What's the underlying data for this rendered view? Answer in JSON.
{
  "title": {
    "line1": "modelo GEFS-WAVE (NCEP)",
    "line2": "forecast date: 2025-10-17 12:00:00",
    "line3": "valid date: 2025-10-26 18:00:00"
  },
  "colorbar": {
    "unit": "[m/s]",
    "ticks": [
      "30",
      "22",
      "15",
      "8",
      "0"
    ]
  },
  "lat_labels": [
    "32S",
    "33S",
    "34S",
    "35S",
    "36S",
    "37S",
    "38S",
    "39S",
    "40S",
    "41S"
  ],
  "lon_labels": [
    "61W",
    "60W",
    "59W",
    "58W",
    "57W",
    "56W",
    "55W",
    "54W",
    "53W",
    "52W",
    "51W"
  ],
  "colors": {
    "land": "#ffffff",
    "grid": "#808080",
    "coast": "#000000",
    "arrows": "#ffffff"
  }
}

════════════════

WHAT IS ASKED
Print out the whole listing exactly as it appears.

SOLUTION TO THE PROBLEM
What's the underlying data for this rendered view? Answer in JSON.
{
  "title": {
    "line1": "modelo GEFS-WAVE (NCEP)",
    "line2": "forecast date: 2025-10-17 12:00:00",
    "line3": "valid date: 2025-10-26 18:00:00"
  },
  "colorbar": {
    "unit": "[m/s]",
    "ticks": [
      "30",
      "22",
      "15",
      "8",
      "0"
    ]
  },
  "lat_labels": [
    "32S",
    "33S",
    "34S",
    "35S",
    "36S",
    "37S",
    "38S",
    "39S",
    "40S",
    "41S"
  ],
  "lon_labels": [
    "61W",
    "60W",
    "59W",
    "58W",
    "57W",
    "56W",
    "55W",
    "54W",
    "53W",
    "52W",
    "51W"
  ],
  "colors": {
    "land": "#ffffff",
    "grid": "#808080",
    "coast": "#000000",
    "arrows": "#ffffff"
  }
}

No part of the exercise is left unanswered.